What needs to be done:
Give exactly the lines from the one with "Transcribe this image's" through the final line of the listing below, both included, leaving out any pictures.

Data lines:

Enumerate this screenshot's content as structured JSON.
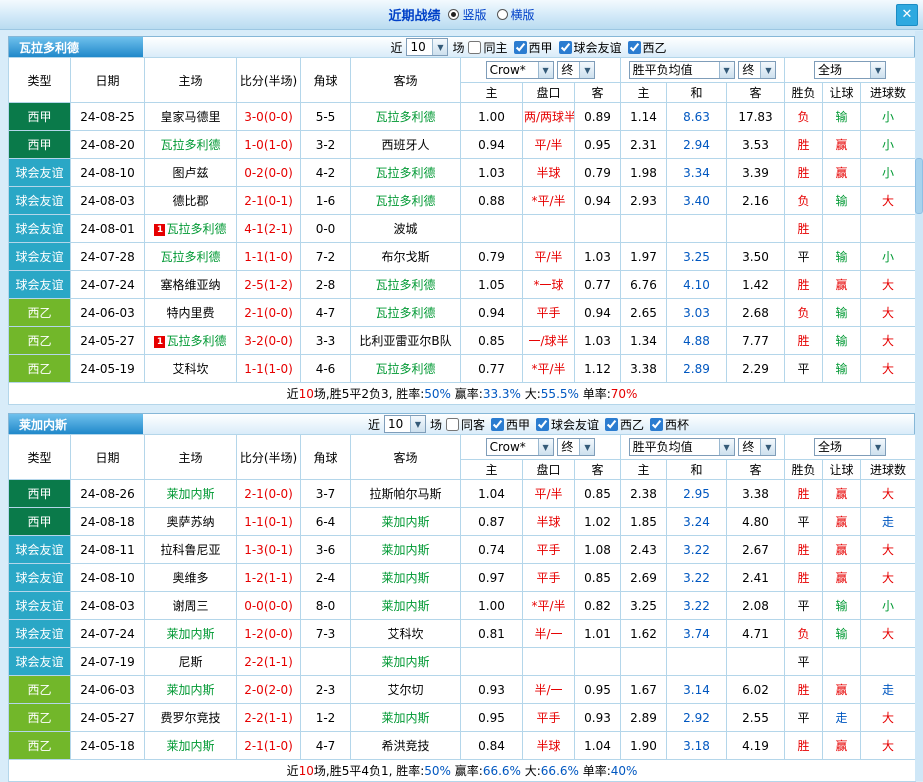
{
  "topbar": {
    "title": "近期战绩",
    "radios": [
      {
        "label": "竖版",
        "selected": true
      },
      {
        "label": "横版",
        "selected": false
      }
    ],
    "close_icon": "✕"
  },
  "table_headers": {
    "left": [
      "类型",
      "日期",
      "主场",
      "比分(半场)",
      "角球",
      "客场"
    ],
    "sub": [
      "主",
      "盘口",
      "客",
      "主",
      "和",
      "客",
      "胜负",
      "让球",
      "进球数"
    ]
  },
  "colors": {
    "accent_blue": "#0141c8",
    "value_blue": "#0057c0",
    "focal_green": "#009933",
    "score_red": "#e60000",
    "league_liga": "#0a7a4a",
    "league_friendly": "#2aa7c6",
    "league_segunda": "#72b72a"
  },
  "sections": [
    {
      "team": "瓦拉多利德",
      "filters": {
        "near": "近",
        "count": "10",
        "suffix": "场",
        "checkboxes": [
          {
            "label": "同主",
            "checked": false
          },
          {
            "label": "西甲",
            "checked": true
          },
          {
            "label": "球会友谊",
            "checked": true
          },
          {
            "label": "西乙",
            "checked": true
          }
        ]
      },
      "selects": {
        "company": "Crow*",
        "company_time": "终",
        "avg": "胜平负均值",
        "avg_time": "终",
        "scope": "全场"
      },
      "rows": [
        {
          "lg": "西甲",
          "lgc": "liga",
          "date": "24-08-25",
          "home": "皇家马德里",
          "hf": false,
          "hb": "",
          "score": "3-0(0-0)",
          "corner": "5-5",
          "away": "瓦拉多利德",
          "af": true,
          "ab": "",
          "oh": "1.00",
          "hc": "两/两球半",
          "oa": "0.89",
          "ah": "1.14",
          "ad": "8.63",
          "aa": "17.83",
          "res": "负",
          "resc": "red",
          "cov": "输",
          "covc": "green",
          "gl": "小",
          "glc": "green"
        },
        {
          "lg": "西甲",
          "lgc": "liga",
          "date": "24-08-20",
          "home": "瓦拉多利德",
          "hf": true,
          "hb": "",
          "score": "1-0(1-0)",
          "corner": "3-2",
          "away": "西班牙人",
          "af": false,
          "ab": "",
          "oh": "0.94",
          "hc": "平/半",
          "oa": "0.95",
          "ah": "2.31",
          "ad": "2.94",
          "aa": "3.53",
          "res": "胜",
          "resc": "red",
          "cov": "赢",
          "covc": "red",
          "gl": "小",
          "glc": "green"
        },
        {
          "lg": "球会友谊",
          "lgc": "friendly",
          "date": "24-08-10",
          "home": "图卢兹",
          "hf": false,
          "hb": "",
          "score": "0-2(0-0)",
          "corner": "4-2",
          "away": "瓦拉多利德",
          "af": true,
          "ab": "",
          "oh": "1.03",
          "hc": "半球",
          "oa": "0.79",
          "ah": "1.98",
          "ad": "3.34",
          "aa": "3.39",
          "res": "胜",
          "resc": "red",
          "cov": "赢",
          "covc": "red",
          "gl": "小",
          "glc": "green"
        },
        {
          "lg": "球会友谊",
          "lgc": "friendly",
          "date": "24-08-03",
          "home": "德比郡",
          "hf": false,
          "hb": "",
          "score": "2-1(0-1)",
          "corner": "1-6",
          "away": "瓦拉多利德",
          "af": true,
          "ab": "",
          "oh": "0.88",
          "hc": "*平/半",
          "oa": "0.94",
          "ah": "2.93",
          "ad": "3.40",
          "aa": "2.16",
          "res": "负",
          "resc": "red",
          "cov": "输",
          "covc": "green",
          "gl": "大",
          "glc": "red"
        },
        {
          "lg": "球会友谊",
          "lgc": "friendly",
          "date": "24-08-01",
          "home": "瓦拉多利德",
          "hf": true,
          "hb": "1",
          "score": "4-1(2-1)",
          "corner": "0-0",
          "away": "波城",
          "af": false,
          "ab": "",
          "oh": "",
          "hc": "",
          "oa": "",
          "ah": "",
          "ad": "",
          "aa": "",
          "res": "胜",
          "resc": "red",
          "cov": "",
          "covc": "",
          "gl": "",
          "glc": ""
        },
        {
          "lg": "球会友谊",
          "lgc": "friendly",
          "date": "24-07-28",
          "home": "瓦拉多利德",
          "hf": true,
          "hb": "",
          "score": "1-1(1-0)",
          "corner": "7-2",
          "away": "布尔戈斯",
          "af": false,
          "ab": "",
          "oh": "0.79",
          "hc": "平/半",
          "oa": "1.03",
          "ah": "1.97",
          "ad": "3.25",
          "aa": "3.50",
          "res": "平",
          "resc": "black",
          "cov": "输",
          "covc": "green",
          "gl": "小",
          "glc": "green"
        },
        {
          "lg": "球会友谊",
          "lgc": "friendly",
          "date": "24-07-24",
          "home": "塞格维亚纳",
          "hf": false,
          "hb": "",
          "score": "2-5(1-2)",
          "corner": "2-8",
          "away": "瓦拉多利德",
          "af": true,
          "ab": "",
          "oh": "1.05",
          "hc": "*一球",
          "oa": "0.77",
          "ah": "6.76",
          "ad": "4.10",
          "aa": "1.42",
          "res": "胜",
          "resc": "red",
          "cov": "赢",
          "covc": "red",
          "gl": "大",
          "glc": "red"
        },
        {
          "lg": "西乙",
          "lgc": "segunda",
          "date": "24-06-03",
          "home": "特内里费",
          "hf": false,
          "hb": "",
          "score": "2-1(0-0)",
          "corner": "4-7",
          "away": "瓦拉多利德",
          "af": true,
          "ab": "",
          "oh": "0.94",
          "hc": "平手",
          "oa": "0.94",
          "ah": "2.65",
          "ad": "3.03",
          "aa": "2.68",
          "res": "负",
          "resc": "red",
          "cov": "输",
          "covc": "green",
          "gl": "大",
          "glc": "red"
        },
        {
          "lg": "西乙",
          "lgc": "segunda",
          "date": "24-05-27",
          "home": "瓦拉多利德",
          "hf": true,
          "hb": "1",
          "score": "3-2(0-0)",
          "corner": "3-3",
          "away": "比利亚雷亚尔B队",
          "af": false,
          "ab": "",
          "oh": "0.85",
          "hc": "一/球半",
          "oa": "1.03",
          "ah": "1.34",
          "ad": "4.88",
          "aa": "7.77",
          "res": "胜",
          "resc": "red",
          "cov": "输",
          "covc": "green",
          "gl": "大",
          "glc": "red"
        },
        {
          "lg": "西乙",
          "lgc": "segunda",
          "date": "24-05-19",
          "home": "艾科坎",
          "hf": false,
          "hb": "",
          "score": "1-1(1-0)",
          "corner": "4-6",
          "away": "瓦拉多利德",
          "af": true,
          "ab": "",
          "oh": "0.77",
          "hc": "*平/半",
          "oa": "1.12",
          "ah": "3.38",
          "ad": "2.89",
          "aa": "2.29",
          "res": "平",
          "resc": "black",
          "cov": "输",
          "covc": "green",
          "gl": "大",
          "glc": "red"
        }
      ],
      "summary": [
        {
          "t": "近"
        },
        {
          "t": "10",
          "c": "red"
        },
        {
          "t": "场,胜5平2负3, 胜率:"
        },
        {
          "t": "50%",
          "c": "blue"
        },
        {
          "t": " 赢率:"
        },
        {
          "t": "33.3%",
          "c": "blue"
        },
        {
          "t": " 大:"
        },
        {
          "t": "55.5%",
          "c": "blue"
        },
        {
          "t": " 单率:"
        },
        {
          "t": "70%",
          "c": "red"
        }
      ]
    },
    {
      "team": "莱加内斯",
      "filters": {
        "near": "近",
        "count": "10",
        "suffix": "场",
        "checkboxes": [
          {
            "label": "同客",
            "checked": false
          },
          {
            "label": "西甲",
            "checked": true
          },
          {
            "label": "球会友谊",
            "checked": true
          },
          {
            "label": "西乙",
            "checked": true
          },
          {
            "label": "西杯",
            "checked": true
          }
        ]
      },
      "selects": {
        "company": "Crow*",
        "company_time": "终",
        "avg": "胜平负均值",
        "avg_time": "终",
        "scope": "全场"
      },
      "rows": [
        {
          "lg": "西甲",
          "lgc": "liga",
          "date": "24-08-26",
          "home": "莱加内斯",
          "hf": true,
          "hb": "",
          "score": "2-1(0-0)",
          "corner": "3-7",
          "away": "拉斯帕尔马斯",
          "af": false,
          "ab": "",
          "oh": "1.04",
          "hc": "平/半",
          "oa": "0.85",
          "ah": "2.38",
          "ad": "2.95",
          "aa": "3.38",
          "res": "胜",
          "resc": "red",
          "cov": "赢",
          "covc": "red",
          "gl": "大",
          "glc": "red"
        },
        {
          "lg": "西甲",
          "lgc": "liga",
          "date": "24-08-18",
          "home": "奥萨苏纳",
          "hf": false,
          "hb": "",
          "score": "1-1(0-1)",
          "corner": "6-4",
          "away": "莱加内斯",
          "af": true,
          "ab": "",
          "oh": "0.87",
          "hc": "半球",
          "oa": "1.02",
          "ah": "1.85",
          "ad": "3.24",
          "aa": "4.80",
          "res": "平",
          "resc": "black",
          "cov": "赢",
          "covc": "red",
          "gl": "走",
          "glc": "blue"
        },
        {
          "lg": "球会友谊",
          "lgc": "friendly",
          "date": "24-08-11",
          "home": "拉科鲁尼亚",
          "hf": false,
          "hb": "",
          "score": "1-3(0-1)",
          "corner": "3-6",
          "away": "莱加内斯",
          "af": true,
          "ab": "",
          "oh": "0.74",
          "hc": "平手",
          "oa": "1.08",
          "ah": "2.43",
          "ad": "3.22",
          "aa": "2.67",
          "res": "胜",
          "resc": "red",
          "cov": "赢",
          "covc": "red",
          "gl": "大",
          "glc": "red"
        },
        {
          "lg": "球会友谊",
          "lgc": "friendly",
          "date": "24-08-10",
          "home": "奥维多",
          "hf": false,
          "hb": "",
          "score": "1-2(1-1)",
          "corner": "2-4",
          "away": "莱加内斯",
          "af": true,
          "ab": "",
          "oh": "0.97",
          "hc": "平手",
          "oa": "0.85",
          "ah": "2.69",
          "ad": "3.22",
          "aa": "2.41",
          "res": "胜",
          "resc": "red",
          "cov": "赢",
          "covc": "red",
          "gl": "大",
          "glc": "red"
        },
        {
          "lg": "球会友谊",
          "lgc": "friendly",
          "date": "24-08-03",
          "home": "谢周三",
          "hf": false,
          "hb": "",
          "score": "0-0(0-0)",
          "corner": "8-0",
          "away": "莱加内斯",
          "af": true,
          "ab": "",
          "oh": "1.00",
          "hc": "*平/半",
          "oa": "0.82",
          "ah": "3.25",
          "ad": "3.22",
          "aa": "2.08",
          "res": "平",
          "resc": "black",
          "cov": "输",
          "covc": "green",
          "gl": "小",
          "glc": "green"
        },
        {
          "lg": "球会友谊",
          "lgc": "friendly",
          "date": "24-07-24",
          "home": "莱加内斯",
          "hf": true,
          "hb": "",
          "score": "1-2(0-0)",
          "corner": "7-3",
          "away": "艾科坎",
          "af": false,
          "ab": "",
          "oh": "0.81",
          "hc": "半/一",
          "oa": "1.01",
          "ah": "1.62",
          "ad": "3.74",
          "aa": "4.71",
          "res": "负",
          "resc": "red",
          "cov": "输",
          "covc": "green",
          "gl": "大",
          "glc": "red"
        },
        {
          "lg": "球会友谊",
          "lgc": "friendly",
          "date": "24-07-19",
          "home": "尼斯",
          "hf": false,
          "hb": "",
          "score": "2-2(1-1)",
          "corner": "",
          "away": "莱加内斯",
          "af": true,
          "ab": "",
          "oh": "",
          "hc": "",
          "oa": "",
          "ah": "",
          "ad": "",
          "aa": "",
          "res": "平",
          "resc": "black",
          "cov": "",
          "covc": "",
          "gl": "",
          "glc": ""
        },
        {
          "lg": "西乙",
          "lgc": "segunda",
          "date": "24-06-03",
          "home": "莱加内斯",
          "hf": true,
          "hb": "",
          "score": "2-0(2-0)",
          "corner": "2-3",
          "away": "艾尔切",
          "af": false,
          "ab": "",
          "oh": "0.93",
          "hc": "半/一",
          "oa": "0.95",
          "ah": "1.67",
          "ad": "3.14",
          "aa": "6.02",
          "res": "胜",
          "resc": "red",
          "cov": "赢",
          "covc": "red",
          "gl": "走",
          "glc": "blue"
        },
        {
          "lg": "西乙",
          "lgc": "segunda",
          "date": "24-05-27",
          "home": "费罗尔竞技",
          "hf": false,
          "hb": "",
          "score": "2-2(1-1)",
          "corner": "1-2",
          "away": "莱加内斯",
          "af": true,
          "ab": "",
          "oh": "0.95",
          "hc": "平手",
          "oa": "0.93",
          "ah": "2.89",
          "ad": "2.92",
          "aa": "2.55",
          "res": "平",
          "resc": "black",
          "cov": "走",
          "covc": "blue",
          "gl": "大",
          "glc": "red"
        },
        {
          "lg": "西乙",
          "lgc": "segunda",
          "date": "24-05-18",
          "home": "莱加内斯",
          "hf": true,
          "hb": "",
          "score": "2-1(1-0)",
          "corner": "4-7",
          "away": "希洪竞技",
          "af": false,
          "ab": "",
          "oh": "0.84",
          "hc": "半球",
          "oa": "1.04",
          "ah": "1.90",
          "ad": "3.18",
          "aa": "4.19",
          "res": "胜",
          "resc": "red",
          "cov": "赢",
          "covc": "red",
          "gl": "大",
          "glc": "red"
        }
      ],
      "summary": [
        {
          "t": "近"
        },
        {
          "t": "10",
          "c": "red"
        },
        {
          "t": "场,胜5平4负1, 胜率:"
        },
        {
          "t": "50%",
          "c": "blue"
        },
        {
          "t": " 赢率:"
        },
        {
          "t": "66.6%",
          "c": "blue"
        },
        {
          "t": " 大:"
        },
        {
          "t": "66.6%",
          "c": "blue"
        },
        {
          "t": " 单率:"
        },
        {
          "t": "40%",
          "c": "blue"
        }
      ]
    }
  ]
}
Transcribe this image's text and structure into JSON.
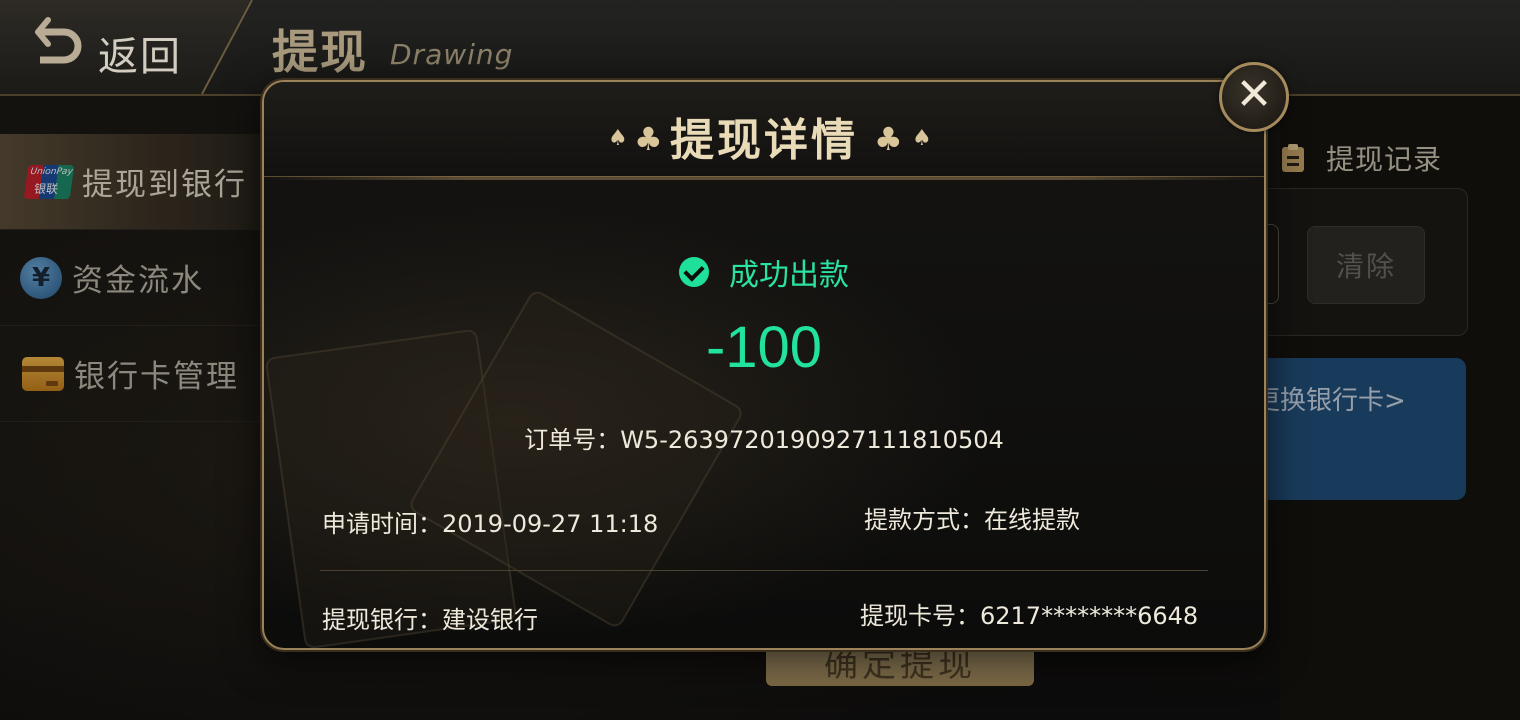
{
  "header": {
    "back_label": "返回",
    "title": "提现",
    "subtitle": "Drawing"
  },
  "sidebar": {
    "items": [
      {
        "label": "提现到银行",
        "icon": "unionpay-icon",
        "active": true
      },
      {
        "label": "资金流水",
        "icon": "yen-coin-icon",
        "active": false
      },
      {
        "label": "银行卡管理",
        "icon": "bank-card-icon",
        "active": false
      }
    ],
    "unionpay_text_top": "UnionPay",
    "unionpay_text_bottom": "银联",
    "yen_symbol": "¥"
  },
  "right_panel": {
    "records_label": "提现记录",
    "clear_label": "清除",
    "change_card_label": "更换银行卡>"
  },
  "confirm_button_label": "确定提现",
  "modal": {
    "title": "提现详情",
    "status": "成功出款",
    "amount": "-100",
    "order_no": "订单号：W5-2639720190927111810504",
    "apply_time": "申请时间：2019-09-27 11:18",
    "method": "提款方式：在线提款",
    "bank": "提现银行：建设银行",
    "card_no": "提现卡号：6217********6648",
    "close_symbol": "✕"
  },
  "colors": {
    "accent_gold": "#9c8258",
    "success_green": "#22e39d",
    "change_card_bg": "#224f7a"
  }
}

Written response:
Transcribe this image's text and structure into JSON.
{
  "header": {
    "back_label": "返回",
    "title": "提现",
    "subtitle": "Drawing"
  },
  "sidebar": {
    "items": [
      {
        "label": "提现到银行",
        "icon": "unionpay-icon",
        "active": true
      },
      {
        "label": "资金流水",
        "icon": "yen-coin-icon",
        "active": false
      },
      {
        "label": "银行卡管理",
        "icon": "bank-card-icon",
        "active": false
      }
    ],
    "unionpay_text_top": "UnionPay",
    "unionpay_text_bottom": "银联",
    "yen_symbol": "¥"
  },
  "right_panel": {
    "records_label": "提现记录",
    "clear_label": "清除",
    "change_card_label": "更换银行卡>"
  },
  "confirm_button_label": "确定提现",
  "modal": {
    "title": "提现详情",
    "status": "成功出款",
    "amount": "-100",
    "order_no": "订单号：W5-2639720190927111810504",
    "apply_time": "申请时间：2019-09-27 11:18",
    "method": "提款方式：在线提款",
    "bank": "提现银行：建设银行",
    "card_no": "提现卡号：6217********6648",
    "close_symbol": "✕"
  },
  "colors": {
    "accent_gold": "#9c8258",
    "success_green": "#22e39d",
    "change_card_bg": "#224f7a"
  }
}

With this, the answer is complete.